- [Task to carry out]
Here are some records; copy every line that holds the word "color".

Raw records
--------------------------------------------------
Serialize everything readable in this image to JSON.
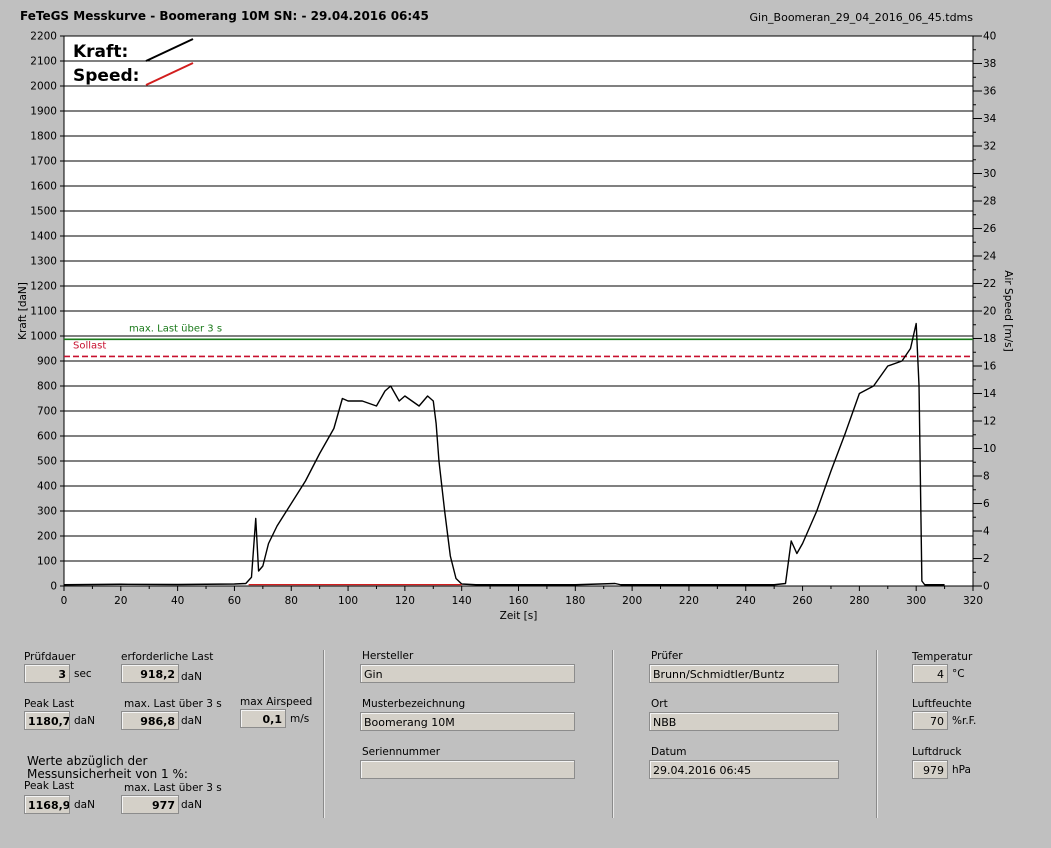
{
  "header": {
    "title": "FeTeGS Messkurve - Boomerang 10M  SN:  - 29.04.2016 06:45",
    "filename": "Gin_Boomeran_29_04_2016_06_45.tdms"
  },
  "chart_data": {
    "type": "line",
    "xlabel": "Zeit [s]",
    "ylabel": "Kraft [daN]",
    "y2label": "Air Speed [m/s]",
    "xlim": [
      0,
      320
    ],
    "ylim": [
      0,
      2200
    ],
    "y2lim": [
      0,
      40
    ],
    "xticks": [
      0,
      20,
      40,
      60,
      80,
      100,
      120,
      140,
      160,
      180,
      200,
      220,
      240,
      260,
      280,
      300,
      320
    ],
    "yticks": [
      0,
      100,
      200,
      300,
      400,
      500,
      600,
      700,
      800,
      900,
      1000,
      1100,
      1200,
      1300,
      1400,
      1500,
      1600,
      1700,
      1800,
      1900,
      2000,
      2100,
      2200
    ],
    "y2ticks": [
      0,
      2,
      4,
      6,
      8,
      10,
      12,
      14,
      16,
      18,
      20,
      22,
      24,
      26,
      28,
      30,
      32,
      34,
      36,
      38,
      40
    ],
    "grid": "horizontal",
    "legend": [
      {
        "name": "Kraft:",
        "color": "#000000"
      },
      {
        "name": "Speed:",
        "color": "#d21e1e"
      }
    ],
    "reference_lines": [
      {
        "label": "max. Last über  3 s",
        "value": 986.8,
        "color": "#1a7a1a",
        "style": "solid"
      },
      {
        "label": "Sollast",
        "value": 918.2,
        "color": "#c8102e",
        "style": "dashed"
      }
    ],
    "series": [
      {
        "name": "Kraft:",
        "color": "#000000",
        "x": [
          0,
          20,
          40,
          60,
          64,
          66,
          67.5,
          68.5,
          70,
          72,
          75,
          80,
          85,
          90,
          95,
          98,
          100,
          105,
          110,
          113,
          115,
          118,
          120,
          125,
          128,
          130,
          131,
          132,
          134,
          136,
          138,
          140,
          145,
          160,
          180,
          194,
          196,
          220,
          250,
          254,
          256,
          258,
          260,
          265,
          270,
          275,
          280,
          285,
          290,
          295,
          298,
          300,
          301,
          302,
          303,
          305,
          310
        ],
        "y": [
          5,
          7,
          6,
          8,
          10,
          35,
          270,
          60,
          80,
          170,
          240,
          330,
          420,
          530,
          630,
          750,
          740,
          740,
          720,
          780,
          800,
          740,
          760,
          720,
          760,
          740,
          650,
          500,
          300,
          120,
          30,
          8,
          5,
          5,
          5,
          10,
          5,
          5,
          5,
          10,
          180,
          130,
          170,
          300,
          460,
          610,
          770,
          800,
          880,
          900,
          950,
          1050,
          800,
          20,
          5,
          5,
          5
        ]
      },
      {
        "name": "Speed:",
        "color": "#d21e1e",
        "x": [
          65,
          140
        ],
        "y": [
          0.1,
          0.1
        ]
      }
    ]
  },
  "panel": {
    "pruefdauer": {
      "label": "Prüfdauer",
      "value": "3",
      "unit": "sec"
    },
    "erforderliche_last": {
      "label": "erforderliche Last",
      "value": "918,2",
      "unit": "daN"
    },
    "peak_last": {
      "label": "Peak Last",
      "value": "1180,7",
      "unit": "daN"
    },
    "max_last": {
      "label": "max. Last über  3 s",
      "value": "986,8",
      "unit": "daN"
    },
    "max_airspeed": {
      "label": "max Airspeed",
      "value": "0,1",
      "unit": "m/s"
    },
    "note": {
      "line1": "Werte abzüglich der",
      "line2": "Messunsicherheit von 1  %:"
    },
    "peak_last2": {
      "label": "Peak Last",
      "value": "1168,9",
      "unit": "daN"
    },
    "max_last2": {
      "label": "max. Last über  3 s",
      "value": "977",
      "unit": "daN"
    },
    "hersteller": {
      "label": "Hersteller",
      "value": "Gin"
    },
    "musterbezeichnung": {
      "label": "Musterbezeichnung",
      "value": "Boomerang 10M"
    },
    "seriennummer": {
      "label": "Seriennummer",
      "value": ""
    },
    "pruefer": {
      "label": "Prüfer",
      "value": "Brunn/Schmidtler/Buntz"
    },
    "ort": {
      "label": "Ort",
      "value": "NBB"
    },
    "datum": {
      "label": "Datum",
      "value": "29.04.2016 06:45"
    },
    "temperatur": {
      "label": "Temperatur",
      "value": "4",
      "unit": "°C"
    },
    "luftfeuchte": {
      "label": "Luftfeuchte",
      "value": "70",
      "unit": "%r.F."
    },
    "luftdruck": {
      "label": "Luftdruck",
      "value": "979",
      "unit": "hPa"
    }
  }
}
--------------------------------------------------
- [Result below]
        "color": "#000000"
        "color": "#d21e1e"
        "color": "#1a7a1a",
        "color": "#c8102e",
        "color": "#000000",
        "color": "#d21e1e",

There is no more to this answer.